**Exercise task:** Each line that includes "изложить" counts once; give the total and nothing besides.

**Provided information:**
********

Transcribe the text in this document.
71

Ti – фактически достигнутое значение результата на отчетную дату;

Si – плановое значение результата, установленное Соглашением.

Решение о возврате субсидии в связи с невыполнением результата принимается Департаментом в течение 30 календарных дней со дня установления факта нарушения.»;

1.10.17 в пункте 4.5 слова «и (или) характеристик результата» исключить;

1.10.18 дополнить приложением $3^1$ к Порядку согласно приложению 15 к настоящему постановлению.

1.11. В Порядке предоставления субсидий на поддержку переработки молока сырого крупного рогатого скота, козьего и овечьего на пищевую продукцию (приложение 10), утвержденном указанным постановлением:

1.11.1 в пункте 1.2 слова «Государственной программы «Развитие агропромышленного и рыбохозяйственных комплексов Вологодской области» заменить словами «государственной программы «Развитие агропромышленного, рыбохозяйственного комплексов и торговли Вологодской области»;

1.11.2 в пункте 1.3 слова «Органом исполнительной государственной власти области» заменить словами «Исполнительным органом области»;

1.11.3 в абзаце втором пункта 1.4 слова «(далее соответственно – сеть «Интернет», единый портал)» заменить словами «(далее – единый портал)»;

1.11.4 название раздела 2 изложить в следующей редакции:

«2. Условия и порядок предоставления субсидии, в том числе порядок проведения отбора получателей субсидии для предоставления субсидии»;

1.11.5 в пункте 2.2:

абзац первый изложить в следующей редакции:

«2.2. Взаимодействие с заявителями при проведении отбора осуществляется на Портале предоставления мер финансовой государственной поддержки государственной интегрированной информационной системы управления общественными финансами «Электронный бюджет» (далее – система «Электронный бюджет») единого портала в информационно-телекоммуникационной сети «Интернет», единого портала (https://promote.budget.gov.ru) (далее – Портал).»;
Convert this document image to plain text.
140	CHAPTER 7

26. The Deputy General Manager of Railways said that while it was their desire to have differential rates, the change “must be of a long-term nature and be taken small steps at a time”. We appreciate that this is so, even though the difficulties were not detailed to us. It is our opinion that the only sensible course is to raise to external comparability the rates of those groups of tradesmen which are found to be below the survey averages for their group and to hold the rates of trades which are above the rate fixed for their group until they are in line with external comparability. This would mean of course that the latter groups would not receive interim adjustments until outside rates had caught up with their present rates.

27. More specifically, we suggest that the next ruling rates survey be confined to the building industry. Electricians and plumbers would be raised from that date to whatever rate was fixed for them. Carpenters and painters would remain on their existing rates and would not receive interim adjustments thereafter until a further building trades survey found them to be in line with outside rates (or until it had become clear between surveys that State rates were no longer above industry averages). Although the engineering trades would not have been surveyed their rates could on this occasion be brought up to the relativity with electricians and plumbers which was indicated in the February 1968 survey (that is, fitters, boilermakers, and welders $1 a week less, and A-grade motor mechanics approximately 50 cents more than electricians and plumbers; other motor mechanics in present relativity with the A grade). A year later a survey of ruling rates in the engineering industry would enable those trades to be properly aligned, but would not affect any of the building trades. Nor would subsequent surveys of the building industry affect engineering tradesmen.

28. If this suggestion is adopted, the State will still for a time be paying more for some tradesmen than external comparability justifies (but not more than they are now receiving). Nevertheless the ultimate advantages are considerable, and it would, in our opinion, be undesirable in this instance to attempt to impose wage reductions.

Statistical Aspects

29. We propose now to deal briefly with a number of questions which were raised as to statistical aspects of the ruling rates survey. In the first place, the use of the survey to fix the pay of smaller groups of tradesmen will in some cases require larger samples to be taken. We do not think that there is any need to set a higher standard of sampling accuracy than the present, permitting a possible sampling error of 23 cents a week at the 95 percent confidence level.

********

**Expected output:** 2